**The request**
Locate all lines with the word "Homemade" and copy them out.

Records from a dataset:
▬▬▬▬▬▬▬▬▬▬
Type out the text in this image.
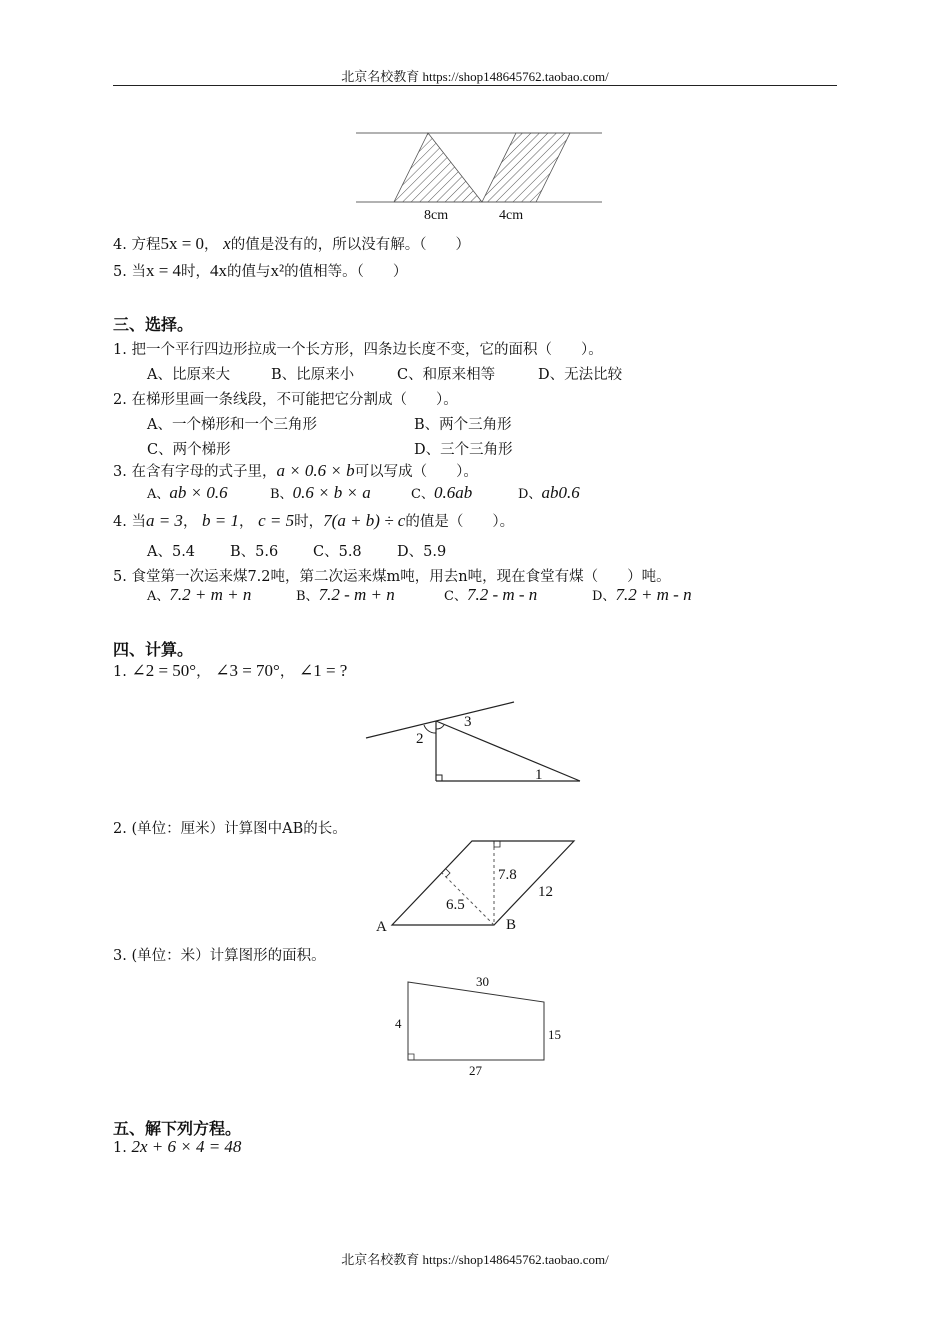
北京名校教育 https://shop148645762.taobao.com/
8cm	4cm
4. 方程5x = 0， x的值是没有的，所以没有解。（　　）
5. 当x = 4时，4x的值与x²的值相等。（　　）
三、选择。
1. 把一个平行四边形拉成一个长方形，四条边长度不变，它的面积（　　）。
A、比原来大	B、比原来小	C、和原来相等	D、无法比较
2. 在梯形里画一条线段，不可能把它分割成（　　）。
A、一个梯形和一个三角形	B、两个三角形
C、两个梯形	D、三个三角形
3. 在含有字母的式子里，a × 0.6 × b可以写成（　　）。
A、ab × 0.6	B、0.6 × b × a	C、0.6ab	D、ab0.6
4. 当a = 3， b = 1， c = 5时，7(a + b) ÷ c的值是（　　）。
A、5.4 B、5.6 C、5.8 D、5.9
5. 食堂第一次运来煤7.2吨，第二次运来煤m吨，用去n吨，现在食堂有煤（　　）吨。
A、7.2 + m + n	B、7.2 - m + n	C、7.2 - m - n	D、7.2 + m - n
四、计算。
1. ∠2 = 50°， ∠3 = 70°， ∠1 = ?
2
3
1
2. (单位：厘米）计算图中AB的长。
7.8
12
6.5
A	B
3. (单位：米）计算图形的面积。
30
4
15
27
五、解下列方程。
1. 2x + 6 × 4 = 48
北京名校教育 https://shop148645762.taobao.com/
▬▬▬▬▬▬▬▬▬▬
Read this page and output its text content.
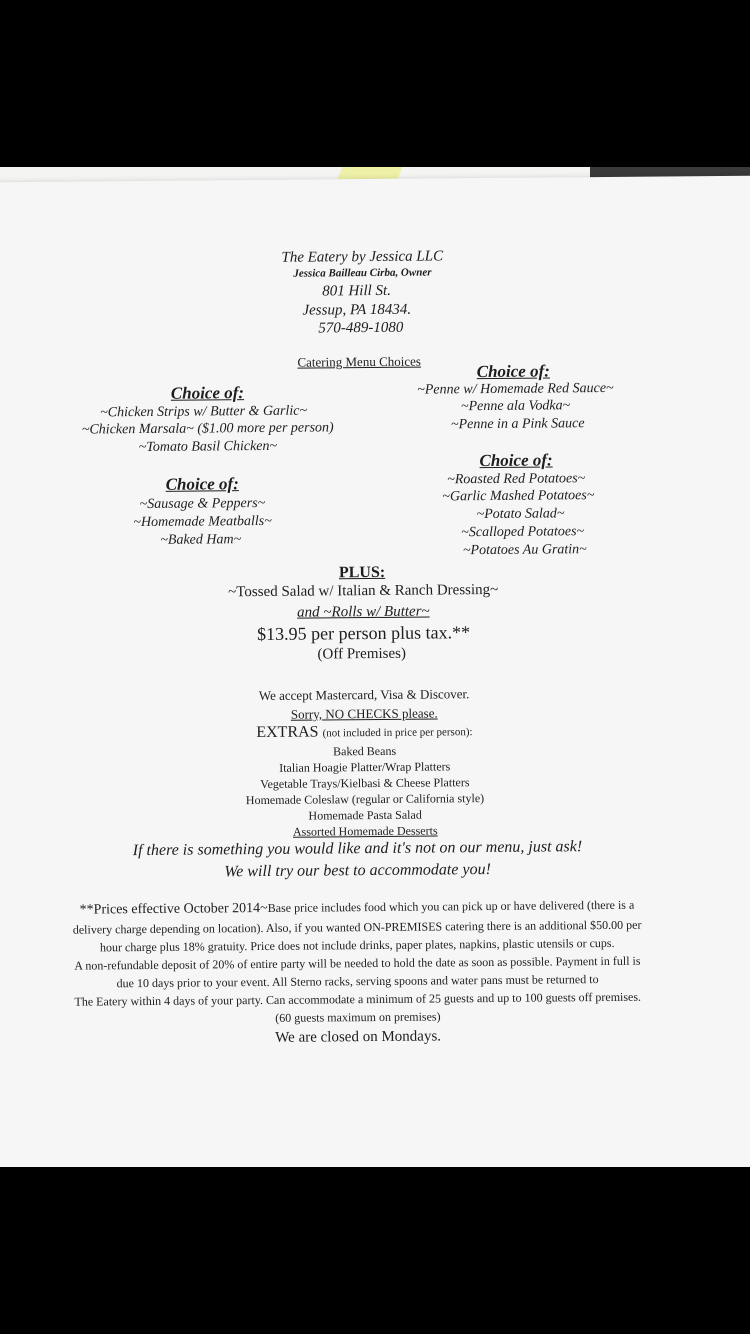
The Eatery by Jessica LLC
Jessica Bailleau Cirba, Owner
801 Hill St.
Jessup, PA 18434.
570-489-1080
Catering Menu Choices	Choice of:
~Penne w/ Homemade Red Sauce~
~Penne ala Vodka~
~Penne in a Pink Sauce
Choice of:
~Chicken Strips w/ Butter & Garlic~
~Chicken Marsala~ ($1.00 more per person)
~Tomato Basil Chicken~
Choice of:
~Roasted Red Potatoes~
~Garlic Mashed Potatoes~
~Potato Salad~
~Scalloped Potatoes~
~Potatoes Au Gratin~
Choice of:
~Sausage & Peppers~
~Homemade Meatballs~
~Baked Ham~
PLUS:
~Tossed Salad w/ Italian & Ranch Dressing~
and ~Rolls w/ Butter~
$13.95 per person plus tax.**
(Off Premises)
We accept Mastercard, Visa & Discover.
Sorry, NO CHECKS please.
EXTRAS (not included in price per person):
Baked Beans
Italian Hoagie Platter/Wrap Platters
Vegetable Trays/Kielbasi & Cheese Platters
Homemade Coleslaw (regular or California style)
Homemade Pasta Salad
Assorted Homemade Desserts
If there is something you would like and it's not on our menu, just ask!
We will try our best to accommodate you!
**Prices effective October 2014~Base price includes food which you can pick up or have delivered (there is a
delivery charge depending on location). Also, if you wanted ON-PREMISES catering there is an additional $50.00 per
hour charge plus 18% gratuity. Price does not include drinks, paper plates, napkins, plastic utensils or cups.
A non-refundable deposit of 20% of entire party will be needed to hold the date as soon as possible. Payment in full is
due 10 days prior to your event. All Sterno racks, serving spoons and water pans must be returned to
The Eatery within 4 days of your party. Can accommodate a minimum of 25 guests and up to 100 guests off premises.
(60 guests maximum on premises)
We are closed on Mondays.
▬▬▬▬▬▬▬▬▬▬
**Solution to the problem**
~Penne w/ Homemade Red Sauce~
~Homemade Meatballs~
Homemade Coleslaw (regular or California style)
Homemade Pasta Salad
Assorted Homemade Desserts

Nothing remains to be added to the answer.